出典:
前述した一般のキーボードが持つ問題点(手首のねじりによるストレス)を解決すべく、人間工学(エルゴノミクス)を考慮したキーボードが開発されています。



その典型的なモデルは、左右前腕がつくる角度(ハの字)を意識して、キー配列が前腕の中心軸と直角になる様に、文字キーを右手用のキーと左手用のキーとに2分割した、いわゆるV字型キーボードです。


キー配列をV字型に設計した代表的な例としてはMicrosoft社のNatural Keyboardや、Kinesis社のMaxim Keyboardが挙げられます。 またこれらのキーボードは、項目1.で説明した、手の甲の傾斜にも配慮されおり、手の甲の傾斜に平行になる様にキーボードの筐体に傾斜がつけられ、キーボード全体が山型になって(あるいは山型にできるようになって)います。



即ち、これらの従来のエルゴノミック・キーボードは、「左右の前腕がつくる角度」と「手の甲の傾斜角度」の2点に配慮して設計されていると言えます。




■ 従来のエルゴノミックキーボードの問題点(互換性の壁)

これらの従来のエルゴノミック(人間工学)キーボードは、確かに慣れると使いやすいと言われています。 但し、これには”慣れると”という条件が付きます。 人間は、ある道具(一般のキーボード)が少々使いづらいと思っても、その道具の使いづらさを許容してしまう高い適応性、順応性を持っています。 従って、一旦慣れてしまうと、後から本当に使いやすい道具が出てきても、その道具への移行期には、また新たな慣れを必要とし、違和感を感じてしまいます。

課題要件:
人間工学キーボードに関する本文をもとに、以下に答えよ。
1. V字型キーボードでは、文字キーをどのように分割しているか。
2. キー配列をV字型に設計した代表例として挙げられている製品は何か。
3. 従来のエルゴノミックキーボードが使いやすいと言われる際に付く条件は何か。

格納データ:
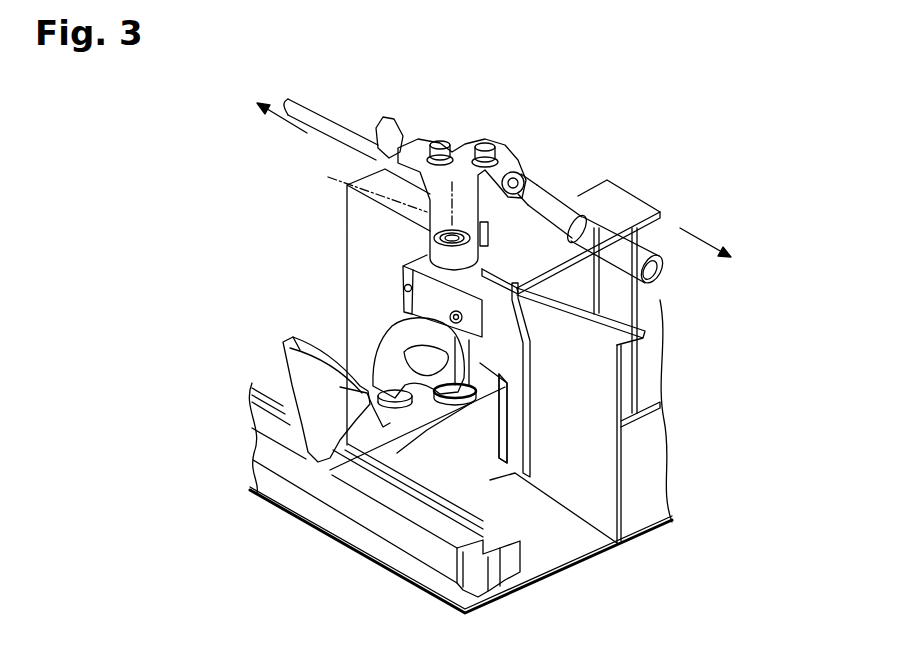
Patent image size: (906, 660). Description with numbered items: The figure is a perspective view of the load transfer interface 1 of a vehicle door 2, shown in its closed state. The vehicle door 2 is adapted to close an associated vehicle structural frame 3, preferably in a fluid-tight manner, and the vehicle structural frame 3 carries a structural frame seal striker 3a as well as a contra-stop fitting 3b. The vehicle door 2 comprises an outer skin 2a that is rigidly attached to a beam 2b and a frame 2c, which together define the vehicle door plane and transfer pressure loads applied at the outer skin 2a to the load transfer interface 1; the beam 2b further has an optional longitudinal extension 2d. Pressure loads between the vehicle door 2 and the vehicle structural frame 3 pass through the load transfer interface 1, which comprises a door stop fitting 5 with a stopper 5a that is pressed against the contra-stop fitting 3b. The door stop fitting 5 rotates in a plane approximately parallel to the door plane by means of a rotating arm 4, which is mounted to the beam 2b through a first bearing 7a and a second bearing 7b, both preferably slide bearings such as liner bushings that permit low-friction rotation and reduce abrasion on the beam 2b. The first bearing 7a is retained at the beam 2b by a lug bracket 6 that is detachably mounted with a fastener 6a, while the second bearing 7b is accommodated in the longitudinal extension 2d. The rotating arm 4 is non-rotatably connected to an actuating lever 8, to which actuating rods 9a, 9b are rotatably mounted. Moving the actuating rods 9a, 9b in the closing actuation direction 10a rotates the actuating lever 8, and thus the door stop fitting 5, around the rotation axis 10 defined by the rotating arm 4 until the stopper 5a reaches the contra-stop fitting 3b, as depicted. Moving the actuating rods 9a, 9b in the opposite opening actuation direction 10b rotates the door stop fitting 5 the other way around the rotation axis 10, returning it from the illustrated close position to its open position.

The load transfer interface 1 is at (250, 349).
The vehicle door 2 is at (679, 432).
The outer skin 2a is at (650, 497).
The beam 2b is at (624, 203).
The frame 2c is at (588, 437).
The longitudinal extension 2d is at (440, 528).
The vehicle structural frame 3 is at (234, 406).
The structural frame seal striker 3a is at (270, 460).
The contra-stop fitting 3b is at (372, 378).
The rotating arm 4 is at (497, 373).
The door stop fitting 5 is at (402, 340).
The stopper 5a is at (348, 455).
The lug bracket 6 is at (440, 340).
The fastener 6a is at (403, 287).
The first bearing 7a is at (403, 265).
The second bearing 7b is at (425, 462).
The actuating lever 8 is at (375, 172).
The actuating rod 9a is at (363, 122).
The actuating rod 9b is at (662, 270).
The rotation axis 10 is at (373, 194).
The closing actuation direction 10a is at (282, 118).
The opening actuation direction 10b is at (703, 240).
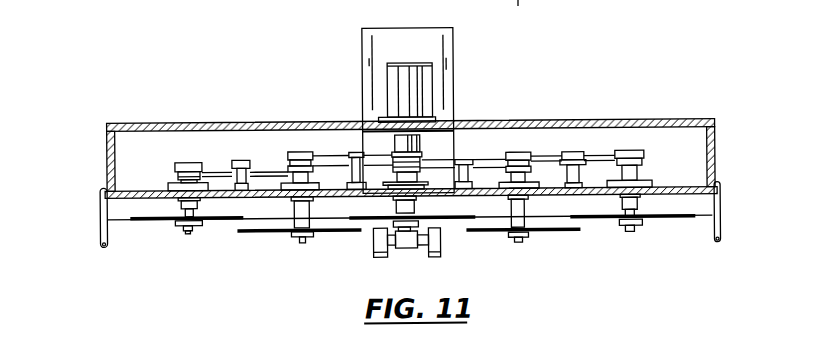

解答:
1. 右手用のキーと左手用のキーとに2分割している。
2. Microsoft社のNatural KeyboardとKinesis社のMaxim Keyboard。
3. 「慣れると」という条件。